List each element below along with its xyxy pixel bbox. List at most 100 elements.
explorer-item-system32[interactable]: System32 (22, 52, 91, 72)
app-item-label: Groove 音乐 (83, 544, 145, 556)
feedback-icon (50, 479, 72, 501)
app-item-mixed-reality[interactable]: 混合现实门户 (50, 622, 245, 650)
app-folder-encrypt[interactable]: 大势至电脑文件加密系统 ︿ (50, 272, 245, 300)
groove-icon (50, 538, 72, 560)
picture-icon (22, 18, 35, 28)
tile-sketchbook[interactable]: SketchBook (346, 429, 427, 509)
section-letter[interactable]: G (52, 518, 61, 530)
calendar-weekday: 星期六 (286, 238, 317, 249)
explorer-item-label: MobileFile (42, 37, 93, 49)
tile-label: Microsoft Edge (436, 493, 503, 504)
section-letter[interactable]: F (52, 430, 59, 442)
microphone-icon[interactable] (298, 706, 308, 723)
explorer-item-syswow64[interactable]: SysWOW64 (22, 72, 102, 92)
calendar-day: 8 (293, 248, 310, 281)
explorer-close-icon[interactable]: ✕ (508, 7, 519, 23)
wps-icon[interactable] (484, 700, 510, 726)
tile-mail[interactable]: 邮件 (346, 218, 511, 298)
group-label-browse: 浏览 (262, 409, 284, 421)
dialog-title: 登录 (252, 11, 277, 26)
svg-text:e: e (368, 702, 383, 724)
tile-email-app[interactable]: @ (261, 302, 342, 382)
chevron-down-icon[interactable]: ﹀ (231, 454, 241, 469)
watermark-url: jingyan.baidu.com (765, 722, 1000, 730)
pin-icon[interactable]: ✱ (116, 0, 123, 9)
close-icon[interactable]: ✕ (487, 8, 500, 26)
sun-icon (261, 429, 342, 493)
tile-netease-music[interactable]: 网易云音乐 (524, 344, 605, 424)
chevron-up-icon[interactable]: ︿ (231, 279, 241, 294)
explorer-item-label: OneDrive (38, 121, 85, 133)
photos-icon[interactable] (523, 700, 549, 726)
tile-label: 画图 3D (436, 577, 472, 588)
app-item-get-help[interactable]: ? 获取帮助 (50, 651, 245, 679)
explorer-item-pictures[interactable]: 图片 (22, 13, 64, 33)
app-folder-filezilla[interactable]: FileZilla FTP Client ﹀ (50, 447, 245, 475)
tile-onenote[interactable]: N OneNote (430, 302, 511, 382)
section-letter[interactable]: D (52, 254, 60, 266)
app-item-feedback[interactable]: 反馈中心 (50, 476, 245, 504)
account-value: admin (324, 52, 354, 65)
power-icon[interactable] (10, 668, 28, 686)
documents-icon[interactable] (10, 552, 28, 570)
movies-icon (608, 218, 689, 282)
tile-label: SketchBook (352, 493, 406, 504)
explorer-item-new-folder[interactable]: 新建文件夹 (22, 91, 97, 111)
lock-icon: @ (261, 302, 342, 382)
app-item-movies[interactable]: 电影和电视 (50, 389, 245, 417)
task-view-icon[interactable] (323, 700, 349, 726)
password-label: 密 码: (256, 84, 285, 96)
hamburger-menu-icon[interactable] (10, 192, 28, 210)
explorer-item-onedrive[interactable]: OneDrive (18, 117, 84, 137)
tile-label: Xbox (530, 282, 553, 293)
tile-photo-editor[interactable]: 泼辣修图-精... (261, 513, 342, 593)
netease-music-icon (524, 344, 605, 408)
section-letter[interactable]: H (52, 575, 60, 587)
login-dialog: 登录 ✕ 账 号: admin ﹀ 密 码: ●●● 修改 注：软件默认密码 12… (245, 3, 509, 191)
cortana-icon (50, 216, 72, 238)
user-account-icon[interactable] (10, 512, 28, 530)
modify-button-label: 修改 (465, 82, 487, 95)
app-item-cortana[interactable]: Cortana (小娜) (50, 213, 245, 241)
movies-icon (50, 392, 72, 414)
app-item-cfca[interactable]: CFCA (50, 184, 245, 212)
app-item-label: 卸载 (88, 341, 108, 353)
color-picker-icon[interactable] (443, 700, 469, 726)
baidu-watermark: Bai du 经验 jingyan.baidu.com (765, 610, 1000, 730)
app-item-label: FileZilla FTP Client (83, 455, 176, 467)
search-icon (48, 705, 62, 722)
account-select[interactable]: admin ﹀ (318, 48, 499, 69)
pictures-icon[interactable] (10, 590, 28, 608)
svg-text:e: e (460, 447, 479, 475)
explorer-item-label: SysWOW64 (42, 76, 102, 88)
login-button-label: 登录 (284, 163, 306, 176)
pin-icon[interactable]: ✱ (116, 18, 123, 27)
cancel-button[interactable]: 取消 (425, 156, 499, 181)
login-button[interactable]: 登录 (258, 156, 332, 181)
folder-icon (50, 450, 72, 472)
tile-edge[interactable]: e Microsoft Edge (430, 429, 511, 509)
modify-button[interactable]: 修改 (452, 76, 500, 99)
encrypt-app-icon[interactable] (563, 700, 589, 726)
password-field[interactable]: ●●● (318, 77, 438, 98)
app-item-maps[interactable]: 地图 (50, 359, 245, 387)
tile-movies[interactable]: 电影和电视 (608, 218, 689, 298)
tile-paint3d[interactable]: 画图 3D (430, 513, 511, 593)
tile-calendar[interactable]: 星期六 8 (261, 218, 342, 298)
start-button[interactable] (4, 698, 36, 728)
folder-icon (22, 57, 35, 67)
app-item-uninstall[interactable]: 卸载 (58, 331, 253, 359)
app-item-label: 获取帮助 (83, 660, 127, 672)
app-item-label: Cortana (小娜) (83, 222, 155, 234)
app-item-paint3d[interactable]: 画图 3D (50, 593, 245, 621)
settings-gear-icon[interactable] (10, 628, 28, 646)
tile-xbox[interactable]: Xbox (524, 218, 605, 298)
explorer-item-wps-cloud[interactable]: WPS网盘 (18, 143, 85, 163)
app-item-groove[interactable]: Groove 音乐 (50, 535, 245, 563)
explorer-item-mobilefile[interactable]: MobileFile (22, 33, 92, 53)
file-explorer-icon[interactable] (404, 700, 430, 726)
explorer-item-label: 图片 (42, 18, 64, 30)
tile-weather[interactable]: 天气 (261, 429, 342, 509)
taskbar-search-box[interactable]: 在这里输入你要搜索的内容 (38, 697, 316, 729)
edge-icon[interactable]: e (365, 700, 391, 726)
━━━━━━
**Directions**
Rewrite every line of the records above as a JSON list of strings, with one string for each line and blank lines omitted.

**Full answer**
[
  "List each element below along with its xyxy pixel bbox. List at most 100 elements.",
  "explorer-item-system32[interactable]: System32 (22, 52, 91, 72)",
  "app-item-label: Groove 音乐 (83, 544, 145, 556)",
  "feedback-icon (50, 479, 72, 501)",
  "app-item-mixed-reality[interactable]: 混合现实门户 (50, 622, 245, 650)",
  "app-folder-encrypt[interactable]: 大势至电脑文件加密系统 ︿ (50, 272, 245, 300)",
  "groove-icon (50, 538, 72, 560)",
  "picture-icon (22, 18, 35, 28)",
  "tile-sketchbook[interactable]: SketchBook (346, 429, 427, 509)",
  "section-letter[interactable]: G (52, 518, 61, 530)",
  "calendar-weekday: 星期六 (286, 238, 317, 249)",
  "explorer-item-label: MobileFile (42, 37, 93, 49)",
  "tile-label: Microsoft Edge (436, 493, 503, 504)",
  "section-letter[interactable]: F (52, 430, 59, 442)",
  "microphone-icon[interactable] (298, 706, 308, 723)",
  "explorer-item-syswow64[interactable]: SysWOW64 (22, 72, 102, 92)",
  "calendar-day: 8 (293, 248, 310, 281)",
  "explorer-close-icon[interactable]: ✕ (508, 7, 519, 23)",
  "wps-icon[interactable] (484, 700, 510, 726)",
  "tile-mail[interactable]: 邮件 (346, 218, 511, 298)",
  "group-label-browse: 浏览 (262, 409, 284, 421)",
  "dialog-title: 登录 (252, 11, 277, 26)",
  "svg-text:e: e (368, 702, 383, 724)",
  "tile-email-app[interactable]: @ (261, 302, 342, 382)",
  "chevron-down-icon[interactable]: ﹀ (231, 454, 241, 469)",
  "watermark-url: jingyan.baidu.com (765, 722, 1000, 730)",
  "pin-icon[interactable]: ✱ (116, 0, 123, 9)",
  "close-icon[interactable]: ✕ (487, 8, 500, 26)",
  "sun-icon (261, 429, 342, 493)",
  "tile-netease-music[interactable]: 网易云音乐 (524, 344, 605, 424)",
  "chevron-up-icon[interactable]: ︿ (231, 279, 241, 294)",
  "explorer-item-label: OneDrive (38, 121, 85, 133)",
  "photos-icon[interactable] (523, 700, 549, 726)",
  "tile-label: 画图 3D (436, 577, 472, 588)",
  "app-item-get-help[interactable]: ? 获取帮助 (50, 651, 245, 679)",
  "explorer-item-pictures[interactable]: 图片 (22, 13, 64, 33)",
  "app-folder-filezilla[interactable]: FileZilla FTP Client ﹀ (50, 447, 245, 475)",
  "tile-onenote[interactable]: N OneNote (430, 302, 511, 382)",
  "section-letter[interactable]: D (52, 254, 60, 266)",
  "app-item-feedback[interactable]: 反馈中心 (50, 476, 245, 504)",
  "account-value: admin (324, 52, 354, 65)",
  "power-icon[interactable] (10, 668, 28, 686)",
  "documents-icon[interactable] (10, 552, 28, 570)",
  "movies-icon (608, 218, 689, 282)",
  "tile-label: SketchBook (352, 493, 406, 504)",
  "explorer-item-new-folder[interactable]: 新建文件夹 (22, 91, 97, 111)",
  "lock-icon: @ (261, 302, 342, 382)",
  "app-item-movies[interactable]: 电影和电视 (50, 389, 245, 417)",
  "task-view-icon[interactable] (323, 700, 349, 726)",
  "password-label: 密 码: (256, 84, 285, 96)",
  "hamburger-menu-icon[interactable] (10, 192, 28, 210)",
  "explorer-item-onedrive[interactable]: OneDrive (18, 117, 84, 137)",
  "tile-label: Xbox (530, 282, 553, 293)",
  "tile-photo-editor[interactable]: 泼辣修图-精... (261, 513, 342, 593)",
  "netease-music-icon (524, 344, 605, 408)",
  "section-letter[interactable]: H (52, 575, 60, 587)",
  "login-dialog: 登录 ✕ 账 号: admin ﹀ 密 码: ●●● 修改 注：软件默认密码 12… (245, 3, 509, 191)",
  "cortana-icon (50, 216, 72, 238)",
  "user-account-icon[interactable] (10, 512, 28, 530)",
  "modify-button-label: 修改 (465, 82, 487, 95)",
  "app-item-cortana[interactable]: Cortana (小娜) (50, 213, 245, 241)",
  "movies-icon (50, 392, 72, 414)",
  "app-item-cfca[interactable]: CFCA (50, 184, 245, 212)",
  "app-item-label: 卸载 (88, 341, 108, 353)",
  "color-picker-icon[interactable] (443, 700, 469, 726)",
  "baidu-watermark: Bai du 经验 jingyan.baidu.com (765, 610, 1000, 730)",
  "app-item-label: FileZilla FTP Client (83, 455, 176, 467)",
  "search-icon (48, 705, 62, 722)",
  "account-select[interactable]: admin ﹀ (318, 48, 499, 69)",
  "pictures-icon[interactable] (10, 590, 28, 608)",
  "svg-text:e: e (460, 447, 479, 475)",
  "explorer-item-label: SysWOW64 (42, 76, 102, 88)",
  "login-button-label: 登录 (284, 163, 306, 176)",
  "pin-icon[interactable]: ✱ (116, 18, 123, 27)",
  "cancel-button[interactable]: 取消 (425, 156, 499, 181)",
  "login-button[interactable]: 登录 (258, 156, 332, 181)",
  "folder-icon (50, 450, 72, 472)",
  "tile-edge[interactable]: e Microsoft Edge (430, 429, 511, 509)",
  "modify-button[interactable]: 修改 (452, 76, 500, 99)",
  "encrypt-app-icon[interactable] (563, 700, 589, 726)",
  "password-field[interactable]: ●●● (318, 77, 438, 98)",
  "app-item-maps[interactable]: 地图 (50, 359, 245, 387)",
  "tile-movies[interactable]: 电影和电视 (608, 218, 689, 298)",
  "tile-paint3d[interactable]: 画图 3D (430, 513, 511, 593)",
  "tile-calendar[interactable]: 星期六 8 (261, 218, 342, 298)",
  "start-button[interactable] (4, 698, 36, 728)",
  "folder-icon (22, 57, 35, 67)",
  "app-item-uninstall[interactable]: 卸载 (58, 331, 253, 359)",
  "app-item-label: 获取帮助 (83, 660, 127, 672)",
  "app-item-label: Cortana (小娜) (83, 222, 155, 234)",
  "app-item-paint3d[interactable]: 画图 3D (50, 593, 245, 621)",
  "settings-gear-icon[interactable] (10, 628, 28, 646)",
  "tile-xbox[interactable]: Xbox (524, 218, 605, 298)",
  "explorer-item-wps-cloud[interactable]: WPS网盘 (18, 143, 85, 163)",
  "app-item-groove[interactable]: Groove 音乐 (50, 535, 245, 563)",
  "explorer-item-mobilefile[interactable]: MobileFile (22, 33, 92, 53)",
  "file-explorer-icon[interactable] (404, 700, 430, 726)",
  "explorer-item-label: 图片 (42, 18, 64, 30)",
  "tile-weather[interactable]: 天气 (261, 429, 342, 509)",
  "taskbar-search-box[interactable]: 在这里输入你要搜索的内容 (38, 697, 316, 729)",
  "edge-icon[interactable]: e (365, 700, 391, 726)"
]